**AIM OF THE TASK:**
Read the records and gather each line that includes "name".

Records from a collection
——————————

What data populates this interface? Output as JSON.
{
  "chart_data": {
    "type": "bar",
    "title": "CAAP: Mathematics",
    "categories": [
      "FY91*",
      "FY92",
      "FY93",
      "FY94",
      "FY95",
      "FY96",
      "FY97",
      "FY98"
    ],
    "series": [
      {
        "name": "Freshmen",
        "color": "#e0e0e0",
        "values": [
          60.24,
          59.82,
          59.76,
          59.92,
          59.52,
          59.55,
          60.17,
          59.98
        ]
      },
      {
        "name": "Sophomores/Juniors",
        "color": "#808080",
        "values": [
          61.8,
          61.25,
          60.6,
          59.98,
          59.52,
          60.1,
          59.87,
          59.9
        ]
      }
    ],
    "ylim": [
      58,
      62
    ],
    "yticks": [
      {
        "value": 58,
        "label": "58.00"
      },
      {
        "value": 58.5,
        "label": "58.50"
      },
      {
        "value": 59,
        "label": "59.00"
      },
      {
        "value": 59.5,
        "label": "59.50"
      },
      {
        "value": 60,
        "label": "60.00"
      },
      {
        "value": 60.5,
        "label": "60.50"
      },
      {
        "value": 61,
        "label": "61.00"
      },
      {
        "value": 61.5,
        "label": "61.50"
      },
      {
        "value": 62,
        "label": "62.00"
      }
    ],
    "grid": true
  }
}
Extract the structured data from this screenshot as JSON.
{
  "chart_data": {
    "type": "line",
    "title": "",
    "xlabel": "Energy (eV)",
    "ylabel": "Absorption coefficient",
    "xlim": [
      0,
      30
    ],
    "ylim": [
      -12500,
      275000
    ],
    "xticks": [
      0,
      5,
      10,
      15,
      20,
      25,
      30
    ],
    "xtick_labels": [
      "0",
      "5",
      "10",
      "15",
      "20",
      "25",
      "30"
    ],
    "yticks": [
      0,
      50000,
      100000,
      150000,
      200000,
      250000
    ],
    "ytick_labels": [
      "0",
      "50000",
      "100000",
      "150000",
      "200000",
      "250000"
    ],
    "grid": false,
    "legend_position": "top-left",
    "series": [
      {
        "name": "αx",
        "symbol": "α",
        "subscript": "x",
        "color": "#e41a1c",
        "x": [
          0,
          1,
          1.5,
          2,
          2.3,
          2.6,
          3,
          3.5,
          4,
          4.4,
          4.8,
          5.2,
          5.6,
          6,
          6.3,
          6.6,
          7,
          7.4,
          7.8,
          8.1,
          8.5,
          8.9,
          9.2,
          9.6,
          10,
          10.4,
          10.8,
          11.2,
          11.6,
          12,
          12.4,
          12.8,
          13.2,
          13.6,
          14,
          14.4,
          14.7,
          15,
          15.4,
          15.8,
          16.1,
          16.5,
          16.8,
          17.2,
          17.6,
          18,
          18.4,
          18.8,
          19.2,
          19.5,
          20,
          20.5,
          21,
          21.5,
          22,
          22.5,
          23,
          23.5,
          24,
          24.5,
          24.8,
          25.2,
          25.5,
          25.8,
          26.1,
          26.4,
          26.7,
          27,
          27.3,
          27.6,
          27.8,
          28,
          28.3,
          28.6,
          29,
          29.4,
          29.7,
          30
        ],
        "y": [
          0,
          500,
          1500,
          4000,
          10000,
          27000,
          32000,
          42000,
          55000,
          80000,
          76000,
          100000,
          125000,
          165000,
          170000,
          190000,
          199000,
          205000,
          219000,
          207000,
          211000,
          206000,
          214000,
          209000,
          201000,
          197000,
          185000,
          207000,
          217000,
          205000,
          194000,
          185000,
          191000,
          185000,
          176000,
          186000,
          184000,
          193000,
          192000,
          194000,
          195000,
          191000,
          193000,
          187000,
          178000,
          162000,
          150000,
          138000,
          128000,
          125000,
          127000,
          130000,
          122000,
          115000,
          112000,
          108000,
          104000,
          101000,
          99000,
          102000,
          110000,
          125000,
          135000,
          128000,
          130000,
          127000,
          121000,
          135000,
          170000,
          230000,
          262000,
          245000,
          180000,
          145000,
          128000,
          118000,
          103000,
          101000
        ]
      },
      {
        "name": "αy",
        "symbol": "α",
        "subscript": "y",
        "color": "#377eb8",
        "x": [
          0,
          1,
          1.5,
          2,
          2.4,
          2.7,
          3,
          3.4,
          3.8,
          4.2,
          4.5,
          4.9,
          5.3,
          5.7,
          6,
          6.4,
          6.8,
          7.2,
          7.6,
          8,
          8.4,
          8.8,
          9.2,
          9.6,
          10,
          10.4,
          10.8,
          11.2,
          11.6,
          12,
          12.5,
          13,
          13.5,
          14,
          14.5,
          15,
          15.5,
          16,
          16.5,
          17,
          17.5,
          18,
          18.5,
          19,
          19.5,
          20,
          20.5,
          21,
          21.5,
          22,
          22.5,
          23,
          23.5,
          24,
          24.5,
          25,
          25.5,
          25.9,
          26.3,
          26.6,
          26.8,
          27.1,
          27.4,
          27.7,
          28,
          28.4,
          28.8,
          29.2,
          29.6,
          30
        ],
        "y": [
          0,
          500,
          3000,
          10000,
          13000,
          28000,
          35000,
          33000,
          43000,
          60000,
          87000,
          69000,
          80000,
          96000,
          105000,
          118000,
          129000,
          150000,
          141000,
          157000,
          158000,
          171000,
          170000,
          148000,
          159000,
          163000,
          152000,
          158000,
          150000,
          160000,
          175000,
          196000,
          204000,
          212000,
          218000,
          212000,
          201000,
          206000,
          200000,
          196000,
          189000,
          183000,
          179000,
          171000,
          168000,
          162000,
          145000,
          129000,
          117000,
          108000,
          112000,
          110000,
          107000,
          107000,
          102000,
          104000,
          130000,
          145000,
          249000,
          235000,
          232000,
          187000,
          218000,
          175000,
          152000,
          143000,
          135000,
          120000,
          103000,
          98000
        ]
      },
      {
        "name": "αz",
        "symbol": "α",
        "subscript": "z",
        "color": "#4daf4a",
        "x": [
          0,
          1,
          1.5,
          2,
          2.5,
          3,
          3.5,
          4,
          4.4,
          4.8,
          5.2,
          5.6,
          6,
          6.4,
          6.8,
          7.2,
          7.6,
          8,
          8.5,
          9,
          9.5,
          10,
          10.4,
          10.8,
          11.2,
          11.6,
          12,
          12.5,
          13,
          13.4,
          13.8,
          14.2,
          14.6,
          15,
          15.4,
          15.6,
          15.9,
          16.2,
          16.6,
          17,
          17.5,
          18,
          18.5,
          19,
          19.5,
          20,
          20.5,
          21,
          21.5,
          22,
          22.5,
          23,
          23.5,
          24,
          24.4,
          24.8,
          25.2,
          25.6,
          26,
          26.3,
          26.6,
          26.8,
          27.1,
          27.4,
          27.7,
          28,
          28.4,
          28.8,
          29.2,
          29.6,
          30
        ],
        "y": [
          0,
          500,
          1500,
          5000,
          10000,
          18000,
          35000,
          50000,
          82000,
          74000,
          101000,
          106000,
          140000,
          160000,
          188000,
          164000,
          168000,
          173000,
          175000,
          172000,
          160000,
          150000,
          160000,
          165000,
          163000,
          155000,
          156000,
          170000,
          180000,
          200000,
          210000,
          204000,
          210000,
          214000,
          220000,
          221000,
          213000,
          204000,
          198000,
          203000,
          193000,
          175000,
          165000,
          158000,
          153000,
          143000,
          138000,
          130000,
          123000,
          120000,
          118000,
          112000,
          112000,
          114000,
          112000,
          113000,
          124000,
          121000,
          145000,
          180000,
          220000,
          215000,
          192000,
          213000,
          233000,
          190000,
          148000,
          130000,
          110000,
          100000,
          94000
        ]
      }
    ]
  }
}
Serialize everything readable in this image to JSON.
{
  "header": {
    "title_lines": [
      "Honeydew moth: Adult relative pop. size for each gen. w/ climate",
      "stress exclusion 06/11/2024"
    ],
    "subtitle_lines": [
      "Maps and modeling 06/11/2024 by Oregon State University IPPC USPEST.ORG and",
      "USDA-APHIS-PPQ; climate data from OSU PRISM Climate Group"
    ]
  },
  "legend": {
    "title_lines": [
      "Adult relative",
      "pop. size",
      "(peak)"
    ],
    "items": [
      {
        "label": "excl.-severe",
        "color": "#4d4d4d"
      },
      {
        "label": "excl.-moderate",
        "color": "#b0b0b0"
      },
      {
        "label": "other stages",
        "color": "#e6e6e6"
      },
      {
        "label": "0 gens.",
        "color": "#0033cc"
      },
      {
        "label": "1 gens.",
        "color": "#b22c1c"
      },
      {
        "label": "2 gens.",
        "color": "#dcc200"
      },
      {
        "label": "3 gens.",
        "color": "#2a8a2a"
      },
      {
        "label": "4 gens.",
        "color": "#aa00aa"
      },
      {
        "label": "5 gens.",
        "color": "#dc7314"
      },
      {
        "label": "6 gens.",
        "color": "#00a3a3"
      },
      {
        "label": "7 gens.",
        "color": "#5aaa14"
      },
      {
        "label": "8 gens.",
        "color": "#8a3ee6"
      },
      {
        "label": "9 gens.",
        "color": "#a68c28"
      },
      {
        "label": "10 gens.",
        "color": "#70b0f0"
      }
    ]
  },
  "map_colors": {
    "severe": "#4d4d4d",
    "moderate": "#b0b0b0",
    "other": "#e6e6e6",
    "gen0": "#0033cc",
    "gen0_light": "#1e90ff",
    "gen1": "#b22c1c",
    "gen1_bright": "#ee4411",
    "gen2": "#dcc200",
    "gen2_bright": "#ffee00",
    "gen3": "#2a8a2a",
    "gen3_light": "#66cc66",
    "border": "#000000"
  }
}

——————————

**CORRECT RESPONSE:**
        "name": "Freshmen",
        "name": "Sophomores/Juniors",
        "name": "αx",
        "name": "αy",
        "name": "αz",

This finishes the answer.